>> BEGIN Data supplied

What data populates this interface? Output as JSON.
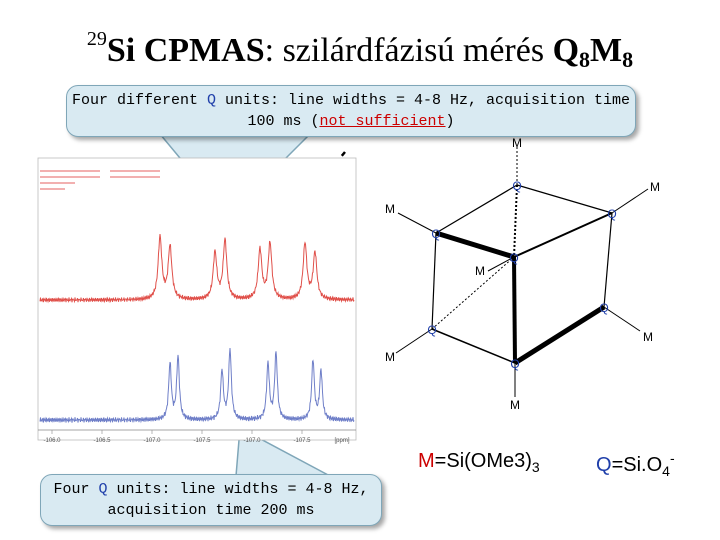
{
  "title": {
    "superscript": "29",
    "nucleus": "Si",
    "technique": "CPMAS",
    "rest": ": szilárdfázisú mérés ",
    "formula_q": "Q",
    "formula_q_sub": "8",
    "formula_m": "M",
    "formula_m_sub": "8"
  },
  "callout_top": {
    "part1": "Four different ",
    "q": "Q",
    "part2": " units: line widths = 4-8 Hz, acquisition time",
    "part3": "100 ms (",
    "warning": "not sufficient",
    "part4": ")"
  },
  "callout_bottom": {
    "part1": "Four ",
    "q": "Q",
    "part2": " units: line widths = 4-8 Hz,",
    "part3": "acquisition time 200 ms"
  },
  "spectrum": {
    "x_ticks": [
      "-106.0",
      "-106.5",
      "-107.0",
      "-107.5",
      "-107.0",
      "-107.5"
    ],
    "x_unit": "[ppm]",
    "colors": {
      "top": "#e0504a",
      "bottom": "#6f7fc8"
    }
  },
  "structure": {
    "labels_m": [
      "M",
      "M",
      "M",
      "M",
      "M",
      "M",
      "M",
      "M"
    ],
    "labels_q": [
      "Q",
      "Q",
      "Q",
      "Q",
      "Q",
      "Q",
      "Q",
      "Q"
    ]
  },
  "legend": {
    "m_letter": "M",
    "m_def": "=Si(OMe3)",
    "m_sub": "3",
    "q_letter": "Q",
    "q_def": "=Si.O",
    "q_sub": "4",
    "q_sup": "-"
  },
  "colors": {
    "accent_red": "#cc0000",
    "accent_blue": "#1f3faa",
    "callout_bg": "#d9eaf2"
  }
}
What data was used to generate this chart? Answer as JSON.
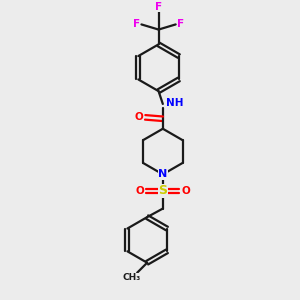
{
  "background_color": "#ececec",
  "bond_color": "#1a1a1a",
  "nitrogen_color": "#0000ff",
  "oxygen_color": "#ff0000",
  "sulfur_color": "#cccc00",
  "fluorine_color": "#ee00ee",
  "line_width": 1.6,
  "fig_width": 3.0,
  "fig_height": 3.0,
  "dpi": 100,
  "xlim": [
    0,
    10
  ],
  "ylim": [
    0,
    10
  ]
}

>> END Data supplied

All of the records above must be copied exactly, except for the pictures.

What data populates this interface? Output as JSON.
{
  "title": {
    "superscript": "29",
    "nucleus": "Si",
    "technique": "CPMAS",
    "rest": ": szilárdfázisú mérés ",
    "formula_q": "Q",
    "formula_q_sub": "8",
    "formula_m": "M",
    "formula_m_sub": "8"
  },
  "callout_top": {
    "part1": "Four different ",
    "q": "Q",
    "part2": " units: line widths = 4-8 Hz, acquisition time",
    "part3": "100 ms (",
    "warning": "not sufficient",
    "part4": ")"
  },
  "callout_bottom": {
    "part1": "Four ",
    "q": "Q",
    "part2": " units: line widths = 4-8 Hz,",
    "part3": "acquisition time 200 ms"
  },
  "spectrum": {
    "x_ticks": [
      "-106.0",
      "-106.5",
      "-107.0",
      "-107.5",
      "-107.0",
      "-107.5"
    ],
    "x_unit": "[ppm]",
    "colors": {
      "top": "#e0504a",
      "bottom": "#6f7fc8"
    }
  },
  "structure": {
    "labels_m": [
      "M",
      "M",
      "M",
      "M",
      "M",
      "M",
      "M",
      "M"
    ],
    "labels_q": [
      "Q",
      "Q",
      "Q",
      "Q",
      "Q",
      "Q",
      "Q",
      "Q"
    ]
  },
  "legend": {
    "m_letter": "M",
    "m_def": "=Si(OMe3)",
    "m_sub": "3",
    "q_letter": "Q",
    "q_def": "=Si.O",
    "q_sub": "4",
    "q_sup": "-"
  },
  "colors": {
    "accent_red": "#cc0000",
    "accent_blue": "#1f3faa",
    "callout_bg": "#d9eaf2"
  }
}
What data was used to generate this chart? Answer as JSON.
{
  "background_color": "#ececec",
  "bond_color": "#1a1a1a",
  "nitrogen_color": "#0000ff",
  "oxygen_color": "#ff0000",
  "sulfur_color": "#cccc00",
  "fluorine_color": "#ee00ee",
  "line_width": 1.6,
  "fig_width": 3.0,
  "fig_height": 3.0,
  "dpi": 100,
  "xlim": [
    0,
    10
  ],
  "ylim": [
    0,
    10
  ]
}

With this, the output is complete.